──────── DATA PROVIDED

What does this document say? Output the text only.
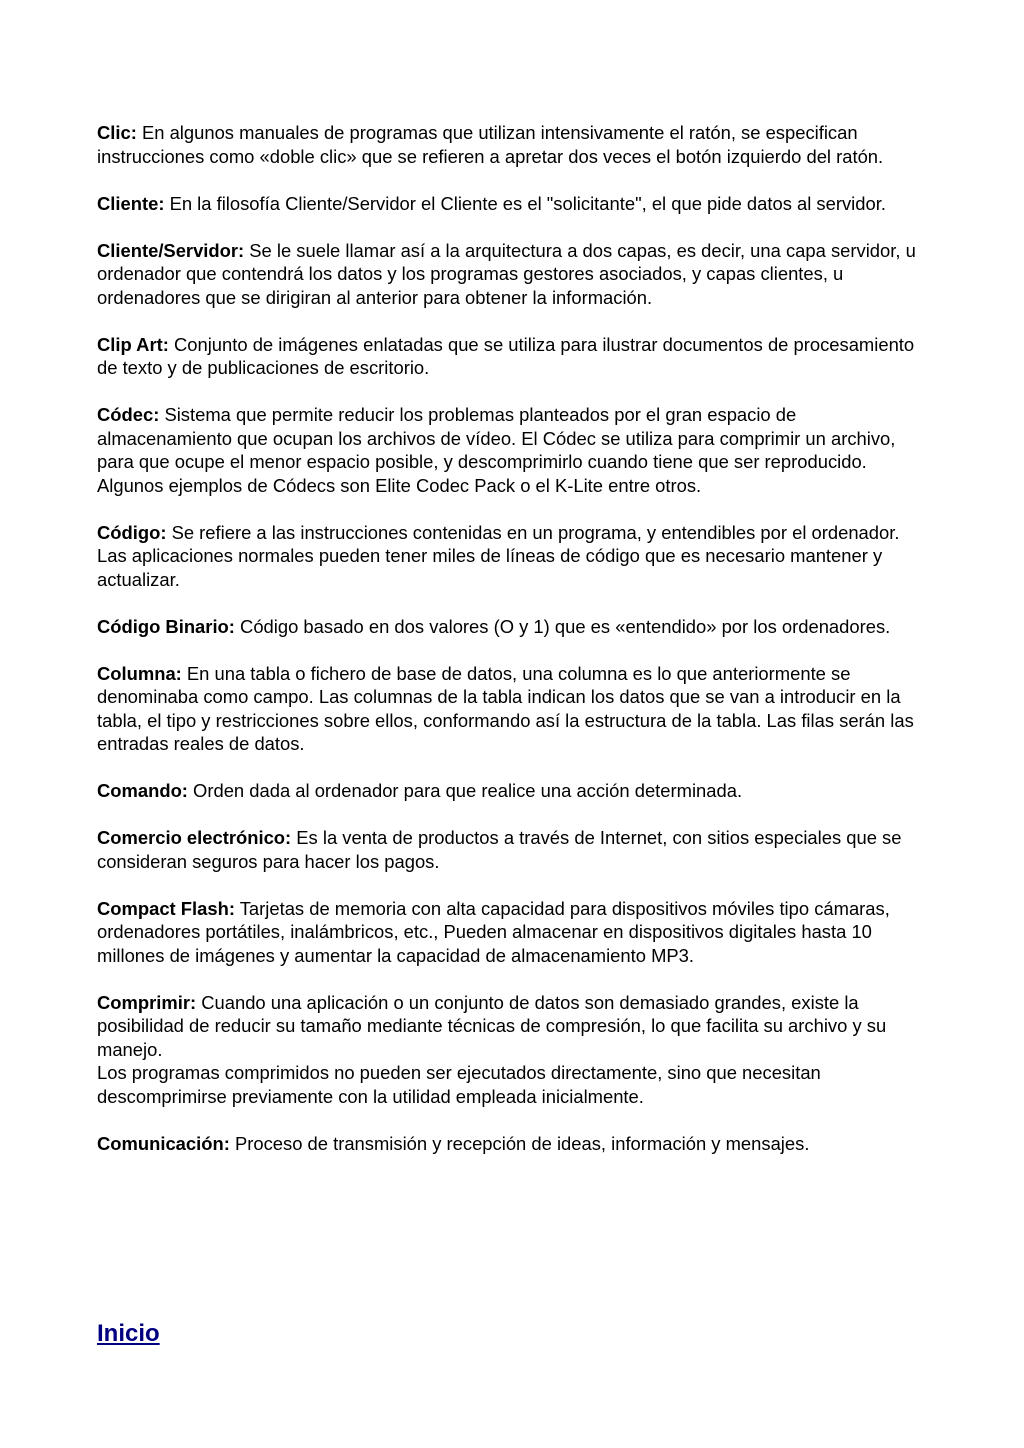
Clic: En algunos manuales de programas que utilizan intensivamente el ratón, se especifican instrucciones como «doble clic» que se refieren a apretar dos veces el botón izquierdo del ratón.

Cliente: En la filosofía Cliente/Servidor el Cliente es el "solicitante", el que pide datos al servidor.

Cliente/Servidor: Se le suele llamar así a la arquitectura a dos capas, es decir, una capa servidor, u ordenador que contendrá los datos y los programas gestores asociados, y capas clientes, u ordenadores que se dirigiran al anterior para obtener la información.

Clip Art: Conjunto de imágenes enlatadas que se utiliza para ilustrar documentos de procesamiento de texto y de publicaciones de escritorio.

Códec: Sistema que permite reducir los problemas planteados por el gran espacio de almacenamiento que ocupan los archivos de vídeo. El Códec se utiliza para comprimir un archivo, para que ocupe el menor espacio posible, y descomprimirlo cuando tiene que ser reproducido. Algunos ejemplos de Códecs son Elite Codec Pack o el K-Lite entre otros.

Código: Se refiere a las instrucciones contenidas en un programa, y entendibles por el ordenador. Las aplicaciones normales pueden tener miles de líneas de código que es necesario mantener y actualizar.

Código Binario: Código basado en dos valores (O y 1) que es «entendido» por los ordenadores.

Columna: En una tabla o fichero de base de datos, una columna es lo que anteriormente se denominaba como campo. Las columnas de la tabla indican los datos que se van a introducir en la tabla, el tipo y restricciones sobre ellos, conformando así la estructura de la tabla. Las filas serán las entradas reales de datos.

Comando: Orden dada al ordenador para que realice una acción determinada.

Comercio electrónico: Es la venta de productos a través de Internet, con sitios especiales que se consideran seguros para hacer los pagos.

Compact Flash: Tarjetas de memoria con alta capacidad para dispositivos móviles tipo cámaras, ordenadores portátiles, inalámbricos, etc., Pueden almacenar en dispositivos digitales hasta 10 millones de imágenes y aumentar la capacidad de almacenamiento MP3.

Comprimir: Cuando una aplicación o un conjunto de datos son demasiado grandes, existe la posibilidad de reducir su tamaño mediante técnicas de compresión, lo que facilita su archivo y su manejo.
Los programas comprimidos no pueden ser ejecutados directamente, sino que necesitan descomprimirse previamente con la utilidad empleada inicialmente.

Comunicación: Proceso de transmisión y recepción de ideas, información y mensajes.

Inicio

────────────────

Copy out each line of the data containing the string "datos".

Cliente: En la filosofía Cliente/Servidor el Cliente es el "solicitante", el que pide datos al servidor.
Cliente/Servidor: Se le suele llamar así a la arquitectura a dos capas, es decir, una capa servidor, u ordenador que contendrá los datos y los programas gestores asociados, y capas clientes, u ordenadores que se dirigiran al anterior para obtener la información.
Columna: En una tabla o fichero de base de datos, una columna es lo que anteriormente se denominaba como campo. Las columnas de la tabla indican los datos que se van a introducir en la tabla, el tipo y restricciones sobre ellos, conformando así la estructura de la tabla. Las filas serán las entradas reales de datos.
Comprimir: Cuando una aplicación o un conjunto de datos son demasiado grandes, existe la posibilidad de reducir su tamaño mediante técnicas de compresión, lo que facilita su archivo y su manejo.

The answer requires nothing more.